What is expected
List each line holding the string "sólo".

─── Task input ───

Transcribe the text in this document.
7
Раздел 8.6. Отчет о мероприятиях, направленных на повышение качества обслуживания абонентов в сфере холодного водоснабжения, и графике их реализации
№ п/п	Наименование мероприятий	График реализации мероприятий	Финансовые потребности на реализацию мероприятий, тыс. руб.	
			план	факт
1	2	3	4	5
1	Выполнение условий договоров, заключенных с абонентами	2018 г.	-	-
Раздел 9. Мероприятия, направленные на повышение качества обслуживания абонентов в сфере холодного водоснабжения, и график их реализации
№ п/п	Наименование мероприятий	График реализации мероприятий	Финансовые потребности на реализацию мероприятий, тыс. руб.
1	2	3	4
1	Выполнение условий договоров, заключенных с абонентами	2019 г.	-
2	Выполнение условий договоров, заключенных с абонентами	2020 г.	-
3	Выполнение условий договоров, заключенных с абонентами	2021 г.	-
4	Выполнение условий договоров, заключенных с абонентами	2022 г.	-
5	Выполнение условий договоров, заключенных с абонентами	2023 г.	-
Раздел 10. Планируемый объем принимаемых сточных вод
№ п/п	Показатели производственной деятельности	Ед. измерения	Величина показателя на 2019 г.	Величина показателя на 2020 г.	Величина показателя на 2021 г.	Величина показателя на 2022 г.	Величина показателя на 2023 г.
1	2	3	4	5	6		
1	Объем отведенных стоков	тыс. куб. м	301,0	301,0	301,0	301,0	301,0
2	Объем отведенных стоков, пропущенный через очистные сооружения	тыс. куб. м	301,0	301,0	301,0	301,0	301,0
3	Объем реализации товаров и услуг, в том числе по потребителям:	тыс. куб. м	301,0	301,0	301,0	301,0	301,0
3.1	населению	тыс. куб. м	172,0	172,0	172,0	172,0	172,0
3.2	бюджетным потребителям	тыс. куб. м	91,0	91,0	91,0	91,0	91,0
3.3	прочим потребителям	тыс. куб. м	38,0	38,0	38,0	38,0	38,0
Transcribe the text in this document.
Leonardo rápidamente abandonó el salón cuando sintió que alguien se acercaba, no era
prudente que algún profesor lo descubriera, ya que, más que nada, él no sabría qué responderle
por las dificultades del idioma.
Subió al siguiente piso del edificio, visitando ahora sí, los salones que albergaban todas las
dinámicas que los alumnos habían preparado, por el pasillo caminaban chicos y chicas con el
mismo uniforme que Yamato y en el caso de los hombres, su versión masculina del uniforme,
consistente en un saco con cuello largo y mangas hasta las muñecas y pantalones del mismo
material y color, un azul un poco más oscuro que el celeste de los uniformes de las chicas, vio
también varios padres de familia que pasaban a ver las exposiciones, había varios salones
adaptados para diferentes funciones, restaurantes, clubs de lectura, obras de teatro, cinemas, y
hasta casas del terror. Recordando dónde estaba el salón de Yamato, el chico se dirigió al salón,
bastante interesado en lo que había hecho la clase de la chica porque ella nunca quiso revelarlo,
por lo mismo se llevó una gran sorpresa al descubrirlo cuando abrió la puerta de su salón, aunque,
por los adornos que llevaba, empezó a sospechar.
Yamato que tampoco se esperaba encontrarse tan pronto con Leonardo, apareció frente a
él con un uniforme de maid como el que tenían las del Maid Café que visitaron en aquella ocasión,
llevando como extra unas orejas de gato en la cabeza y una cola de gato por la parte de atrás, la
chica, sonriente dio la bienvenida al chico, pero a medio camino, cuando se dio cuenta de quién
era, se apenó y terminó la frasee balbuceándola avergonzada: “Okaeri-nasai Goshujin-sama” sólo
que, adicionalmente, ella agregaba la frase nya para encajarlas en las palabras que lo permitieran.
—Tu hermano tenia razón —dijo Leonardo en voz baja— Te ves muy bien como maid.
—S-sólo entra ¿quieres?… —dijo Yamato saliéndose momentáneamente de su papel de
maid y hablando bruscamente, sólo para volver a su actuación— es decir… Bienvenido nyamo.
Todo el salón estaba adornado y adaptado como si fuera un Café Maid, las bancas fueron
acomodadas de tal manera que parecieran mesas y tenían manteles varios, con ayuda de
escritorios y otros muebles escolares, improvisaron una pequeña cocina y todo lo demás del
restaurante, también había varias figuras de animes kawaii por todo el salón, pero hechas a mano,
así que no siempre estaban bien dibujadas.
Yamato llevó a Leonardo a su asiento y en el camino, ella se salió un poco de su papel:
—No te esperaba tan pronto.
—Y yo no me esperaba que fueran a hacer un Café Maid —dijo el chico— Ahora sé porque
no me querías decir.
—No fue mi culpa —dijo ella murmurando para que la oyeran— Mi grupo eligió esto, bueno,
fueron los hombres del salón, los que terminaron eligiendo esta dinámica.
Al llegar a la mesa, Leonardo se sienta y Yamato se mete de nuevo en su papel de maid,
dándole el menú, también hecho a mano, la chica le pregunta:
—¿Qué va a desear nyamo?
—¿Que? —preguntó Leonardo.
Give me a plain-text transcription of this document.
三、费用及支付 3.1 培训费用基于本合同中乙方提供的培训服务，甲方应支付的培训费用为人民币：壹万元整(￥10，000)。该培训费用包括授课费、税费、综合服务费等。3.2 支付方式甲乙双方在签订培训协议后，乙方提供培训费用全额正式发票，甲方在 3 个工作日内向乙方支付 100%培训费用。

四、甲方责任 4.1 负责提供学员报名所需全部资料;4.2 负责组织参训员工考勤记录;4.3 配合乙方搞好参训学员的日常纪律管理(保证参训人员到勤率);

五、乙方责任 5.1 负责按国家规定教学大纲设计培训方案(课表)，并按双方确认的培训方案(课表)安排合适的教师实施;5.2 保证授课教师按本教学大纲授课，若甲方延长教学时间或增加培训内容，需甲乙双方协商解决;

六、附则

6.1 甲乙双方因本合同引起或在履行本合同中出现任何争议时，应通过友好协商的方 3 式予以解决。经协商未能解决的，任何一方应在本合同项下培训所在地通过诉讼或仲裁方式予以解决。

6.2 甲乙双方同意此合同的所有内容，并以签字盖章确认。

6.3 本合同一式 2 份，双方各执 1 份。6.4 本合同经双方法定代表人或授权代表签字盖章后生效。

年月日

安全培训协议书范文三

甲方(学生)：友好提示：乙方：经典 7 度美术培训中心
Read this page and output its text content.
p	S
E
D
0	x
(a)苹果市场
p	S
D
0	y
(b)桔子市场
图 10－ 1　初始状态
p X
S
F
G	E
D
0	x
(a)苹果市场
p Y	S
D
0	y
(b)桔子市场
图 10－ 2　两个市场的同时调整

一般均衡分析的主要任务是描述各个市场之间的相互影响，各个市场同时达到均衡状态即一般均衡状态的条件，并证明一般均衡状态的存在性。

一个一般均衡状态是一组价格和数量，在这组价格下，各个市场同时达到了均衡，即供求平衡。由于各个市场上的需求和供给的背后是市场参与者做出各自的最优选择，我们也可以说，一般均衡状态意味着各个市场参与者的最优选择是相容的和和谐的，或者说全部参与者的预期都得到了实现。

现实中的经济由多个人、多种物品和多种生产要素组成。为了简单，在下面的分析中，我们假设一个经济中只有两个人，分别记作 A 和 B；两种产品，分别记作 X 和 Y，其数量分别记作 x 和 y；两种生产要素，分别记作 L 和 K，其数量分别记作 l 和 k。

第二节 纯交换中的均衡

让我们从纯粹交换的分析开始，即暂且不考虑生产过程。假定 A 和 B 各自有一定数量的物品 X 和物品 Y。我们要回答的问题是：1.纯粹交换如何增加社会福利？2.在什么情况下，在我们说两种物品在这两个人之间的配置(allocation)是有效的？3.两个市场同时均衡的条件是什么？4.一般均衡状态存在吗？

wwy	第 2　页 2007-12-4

───

Answer below
era, se apenó y terminó la frasee balbuceándola avergonzada: “Okaeri-nasai Goshujin-sama” sólo
—S-sólo entra ¿quieres?… —dijo Yamato saliéndose momentáneamente de su papel de
maid y hablando bruscamente, sólo para volver a su actuación— es decir… Bienvenido nyamo.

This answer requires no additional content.